What you need to do »
Count each line below that has "refugio" anywhere in it. Answer with the total alone.

======== Data for this task

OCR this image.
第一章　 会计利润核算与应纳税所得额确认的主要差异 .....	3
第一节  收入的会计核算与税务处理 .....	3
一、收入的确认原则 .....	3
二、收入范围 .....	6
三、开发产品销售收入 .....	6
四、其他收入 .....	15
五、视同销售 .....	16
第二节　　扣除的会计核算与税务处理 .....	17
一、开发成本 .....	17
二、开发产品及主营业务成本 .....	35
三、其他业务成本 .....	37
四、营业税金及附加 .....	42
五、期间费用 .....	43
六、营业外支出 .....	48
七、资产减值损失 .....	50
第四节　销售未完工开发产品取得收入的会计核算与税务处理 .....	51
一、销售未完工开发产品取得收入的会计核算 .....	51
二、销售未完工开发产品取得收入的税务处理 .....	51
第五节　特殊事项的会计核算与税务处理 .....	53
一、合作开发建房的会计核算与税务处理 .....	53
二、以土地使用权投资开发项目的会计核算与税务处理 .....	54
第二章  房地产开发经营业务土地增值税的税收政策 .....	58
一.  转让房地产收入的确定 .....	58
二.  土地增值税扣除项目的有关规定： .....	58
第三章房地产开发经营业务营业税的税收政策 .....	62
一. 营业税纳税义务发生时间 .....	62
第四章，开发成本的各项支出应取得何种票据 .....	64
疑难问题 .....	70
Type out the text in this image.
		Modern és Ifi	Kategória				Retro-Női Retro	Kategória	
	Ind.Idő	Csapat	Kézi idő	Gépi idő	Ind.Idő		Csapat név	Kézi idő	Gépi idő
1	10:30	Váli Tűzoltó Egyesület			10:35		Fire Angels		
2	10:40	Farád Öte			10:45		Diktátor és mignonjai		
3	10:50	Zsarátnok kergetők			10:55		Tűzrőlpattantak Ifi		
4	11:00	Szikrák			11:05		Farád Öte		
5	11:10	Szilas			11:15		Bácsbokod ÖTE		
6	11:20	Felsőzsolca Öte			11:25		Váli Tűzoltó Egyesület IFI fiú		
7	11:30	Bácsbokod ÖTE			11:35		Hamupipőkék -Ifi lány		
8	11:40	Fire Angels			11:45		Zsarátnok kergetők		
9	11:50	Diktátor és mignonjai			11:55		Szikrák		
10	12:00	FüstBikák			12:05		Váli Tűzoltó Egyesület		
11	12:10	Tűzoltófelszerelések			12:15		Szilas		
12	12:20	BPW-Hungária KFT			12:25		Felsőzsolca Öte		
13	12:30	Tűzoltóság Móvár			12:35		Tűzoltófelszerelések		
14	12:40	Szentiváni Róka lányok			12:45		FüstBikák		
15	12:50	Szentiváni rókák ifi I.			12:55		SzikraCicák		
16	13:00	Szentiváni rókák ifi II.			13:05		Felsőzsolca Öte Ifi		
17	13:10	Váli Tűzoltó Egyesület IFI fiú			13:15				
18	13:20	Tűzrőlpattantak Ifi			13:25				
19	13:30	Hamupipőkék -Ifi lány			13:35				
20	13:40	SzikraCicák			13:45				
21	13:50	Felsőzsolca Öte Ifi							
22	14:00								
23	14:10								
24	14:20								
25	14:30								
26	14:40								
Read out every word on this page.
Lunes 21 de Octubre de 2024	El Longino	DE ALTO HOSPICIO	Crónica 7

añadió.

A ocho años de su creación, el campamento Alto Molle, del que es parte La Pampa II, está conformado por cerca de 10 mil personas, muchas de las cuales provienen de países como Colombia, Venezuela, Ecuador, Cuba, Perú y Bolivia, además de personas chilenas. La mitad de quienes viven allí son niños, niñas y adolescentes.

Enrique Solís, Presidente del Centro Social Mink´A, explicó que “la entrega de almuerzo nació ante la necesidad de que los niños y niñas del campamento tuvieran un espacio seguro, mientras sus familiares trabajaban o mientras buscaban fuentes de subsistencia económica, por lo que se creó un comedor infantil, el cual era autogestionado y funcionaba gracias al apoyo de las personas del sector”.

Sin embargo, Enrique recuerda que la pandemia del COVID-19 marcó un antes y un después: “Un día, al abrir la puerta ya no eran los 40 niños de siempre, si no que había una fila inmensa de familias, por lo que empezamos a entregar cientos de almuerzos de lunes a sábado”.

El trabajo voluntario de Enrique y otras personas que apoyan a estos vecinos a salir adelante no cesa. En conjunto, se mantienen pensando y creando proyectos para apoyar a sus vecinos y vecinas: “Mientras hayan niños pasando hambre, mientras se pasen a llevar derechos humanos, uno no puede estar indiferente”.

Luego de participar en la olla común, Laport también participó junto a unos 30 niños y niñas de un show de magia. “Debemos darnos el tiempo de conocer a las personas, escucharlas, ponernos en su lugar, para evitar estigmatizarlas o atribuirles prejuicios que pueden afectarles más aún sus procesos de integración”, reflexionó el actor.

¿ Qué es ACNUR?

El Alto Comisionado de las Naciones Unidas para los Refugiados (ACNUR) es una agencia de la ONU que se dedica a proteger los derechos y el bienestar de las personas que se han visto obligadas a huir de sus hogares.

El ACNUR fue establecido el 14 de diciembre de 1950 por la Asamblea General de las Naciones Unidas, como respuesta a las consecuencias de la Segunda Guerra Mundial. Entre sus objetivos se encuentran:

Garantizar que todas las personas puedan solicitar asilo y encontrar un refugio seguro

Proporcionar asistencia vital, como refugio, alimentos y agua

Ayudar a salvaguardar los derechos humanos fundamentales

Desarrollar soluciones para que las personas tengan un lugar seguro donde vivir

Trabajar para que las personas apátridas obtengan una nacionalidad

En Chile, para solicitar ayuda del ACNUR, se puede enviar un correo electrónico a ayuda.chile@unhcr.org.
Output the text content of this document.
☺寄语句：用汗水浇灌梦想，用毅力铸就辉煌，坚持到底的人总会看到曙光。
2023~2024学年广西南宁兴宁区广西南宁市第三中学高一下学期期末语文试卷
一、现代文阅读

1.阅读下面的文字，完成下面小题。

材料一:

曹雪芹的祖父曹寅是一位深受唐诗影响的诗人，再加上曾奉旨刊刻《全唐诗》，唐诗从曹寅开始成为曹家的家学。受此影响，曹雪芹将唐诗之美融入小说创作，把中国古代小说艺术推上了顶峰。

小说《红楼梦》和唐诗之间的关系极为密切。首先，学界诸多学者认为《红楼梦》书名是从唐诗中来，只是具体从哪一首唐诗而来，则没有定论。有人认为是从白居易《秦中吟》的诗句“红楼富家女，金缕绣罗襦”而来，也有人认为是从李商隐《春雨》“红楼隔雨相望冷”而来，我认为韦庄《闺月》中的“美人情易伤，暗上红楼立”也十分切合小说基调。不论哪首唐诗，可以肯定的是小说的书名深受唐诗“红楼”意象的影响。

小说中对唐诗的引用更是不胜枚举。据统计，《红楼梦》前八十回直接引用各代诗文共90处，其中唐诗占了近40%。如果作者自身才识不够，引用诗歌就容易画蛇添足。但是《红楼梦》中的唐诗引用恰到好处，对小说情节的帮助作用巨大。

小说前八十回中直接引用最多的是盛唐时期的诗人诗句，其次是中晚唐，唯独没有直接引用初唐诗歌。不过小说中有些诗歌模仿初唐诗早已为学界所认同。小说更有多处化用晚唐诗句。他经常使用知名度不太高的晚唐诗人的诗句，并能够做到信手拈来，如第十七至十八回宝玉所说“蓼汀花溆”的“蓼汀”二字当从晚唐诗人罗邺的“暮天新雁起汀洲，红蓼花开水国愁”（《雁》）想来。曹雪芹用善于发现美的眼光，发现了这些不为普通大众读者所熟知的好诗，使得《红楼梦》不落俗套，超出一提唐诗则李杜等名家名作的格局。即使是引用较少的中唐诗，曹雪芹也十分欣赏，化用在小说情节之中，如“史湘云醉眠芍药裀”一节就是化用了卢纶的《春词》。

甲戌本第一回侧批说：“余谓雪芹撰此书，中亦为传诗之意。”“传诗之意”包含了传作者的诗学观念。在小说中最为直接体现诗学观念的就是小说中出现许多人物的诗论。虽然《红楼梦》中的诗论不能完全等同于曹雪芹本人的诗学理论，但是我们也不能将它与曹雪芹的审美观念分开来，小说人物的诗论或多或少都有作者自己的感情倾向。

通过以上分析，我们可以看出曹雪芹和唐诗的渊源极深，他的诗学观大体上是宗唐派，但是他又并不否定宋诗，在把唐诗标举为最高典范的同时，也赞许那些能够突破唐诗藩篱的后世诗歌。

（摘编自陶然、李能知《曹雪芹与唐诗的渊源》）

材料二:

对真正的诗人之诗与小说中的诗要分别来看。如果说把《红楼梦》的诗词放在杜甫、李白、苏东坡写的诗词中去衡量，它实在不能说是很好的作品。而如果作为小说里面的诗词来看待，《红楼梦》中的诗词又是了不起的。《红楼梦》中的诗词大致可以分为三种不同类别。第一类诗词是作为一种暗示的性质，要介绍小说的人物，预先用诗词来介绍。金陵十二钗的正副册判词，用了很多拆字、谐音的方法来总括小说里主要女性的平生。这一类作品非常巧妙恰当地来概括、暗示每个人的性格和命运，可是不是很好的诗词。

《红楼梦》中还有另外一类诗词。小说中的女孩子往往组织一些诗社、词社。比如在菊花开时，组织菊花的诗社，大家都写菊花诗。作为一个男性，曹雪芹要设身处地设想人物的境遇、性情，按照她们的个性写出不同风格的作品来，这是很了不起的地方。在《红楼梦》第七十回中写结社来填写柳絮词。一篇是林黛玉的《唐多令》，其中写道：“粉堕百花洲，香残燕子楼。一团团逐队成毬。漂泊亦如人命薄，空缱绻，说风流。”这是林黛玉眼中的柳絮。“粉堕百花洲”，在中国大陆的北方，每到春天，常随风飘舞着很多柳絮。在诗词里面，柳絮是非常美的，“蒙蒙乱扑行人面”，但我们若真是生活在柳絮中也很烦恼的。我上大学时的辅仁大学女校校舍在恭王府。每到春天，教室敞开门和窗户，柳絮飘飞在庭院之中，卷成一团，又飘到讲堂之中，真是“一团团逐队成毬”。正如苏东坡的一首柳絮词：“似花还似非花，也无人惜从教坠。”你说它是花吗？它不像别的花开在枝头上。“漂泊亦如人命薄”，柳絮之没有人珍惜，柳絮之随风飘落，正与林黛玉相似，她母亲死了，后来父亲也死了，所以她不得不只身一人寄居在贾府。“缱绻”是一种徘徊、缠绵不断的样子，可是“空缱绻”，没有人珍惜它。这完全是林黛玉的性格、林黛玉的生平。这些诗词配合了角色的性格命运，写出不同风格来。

================

Full answer »
2